→ Task requirements
Say how many lines contain "поручения"; the answer is the number alone.
***** Material
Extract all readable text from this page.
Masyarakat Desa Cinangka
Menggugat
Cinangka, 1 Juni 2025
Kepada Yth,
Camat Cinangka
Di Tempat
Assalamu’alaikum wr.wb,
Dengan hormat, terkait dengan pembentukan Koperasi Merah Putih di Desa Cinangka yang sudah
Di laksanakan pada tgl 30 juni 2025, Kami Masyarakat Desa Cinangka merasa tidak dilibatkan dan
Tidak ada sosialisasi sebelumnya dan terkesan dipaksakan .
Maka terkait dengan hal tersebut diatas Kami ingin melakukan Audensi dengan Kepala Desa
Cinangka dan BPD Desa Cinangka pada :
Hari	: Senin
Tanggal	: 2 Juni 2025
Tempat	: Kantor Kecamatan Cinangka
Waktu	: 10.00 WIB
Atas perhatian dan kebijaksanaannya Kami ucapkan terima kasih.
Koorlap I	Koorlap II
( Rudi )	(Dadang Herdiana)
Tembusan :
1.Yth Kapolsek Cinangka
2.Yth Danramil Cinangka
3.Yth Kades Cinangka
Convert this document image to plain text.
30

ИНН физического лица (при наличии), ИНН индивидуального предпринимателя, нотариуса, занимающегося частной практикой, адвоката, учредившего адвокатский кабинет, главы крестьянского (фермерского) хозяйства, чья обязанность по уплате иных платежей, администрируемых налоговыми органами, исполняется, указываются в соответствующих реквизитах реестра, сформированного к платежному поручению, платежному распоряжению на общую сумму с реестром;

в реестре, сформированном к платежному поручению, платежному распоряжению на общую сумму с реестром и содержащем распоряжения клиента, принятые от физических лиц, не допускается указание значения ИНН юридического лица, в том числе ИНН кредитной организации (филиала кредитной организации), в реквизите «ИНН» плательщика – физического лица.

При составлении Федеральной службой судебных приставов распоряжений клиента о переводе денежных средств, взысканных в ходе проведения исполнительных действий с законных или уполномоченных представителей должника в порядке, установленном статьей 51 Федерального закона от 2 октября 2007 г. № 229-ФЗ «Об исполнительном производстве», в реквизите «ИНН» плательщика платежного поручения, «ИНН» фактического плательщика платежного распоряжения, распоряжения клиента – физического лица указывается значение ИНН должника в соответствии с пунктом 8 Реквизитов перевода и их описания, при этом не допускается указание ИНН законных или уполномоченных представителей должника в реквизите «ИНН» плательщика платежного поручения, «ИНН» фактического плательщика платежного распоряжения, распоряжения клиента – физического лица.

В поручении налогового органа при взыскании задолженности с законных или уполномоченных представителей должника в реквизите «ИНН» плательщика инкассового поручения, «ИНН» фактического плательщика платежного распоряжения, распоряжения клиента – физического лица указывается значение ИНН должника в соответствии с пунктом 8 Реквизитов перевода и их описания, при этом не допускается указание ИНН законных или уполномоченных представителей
**********
→ Solution for this task
2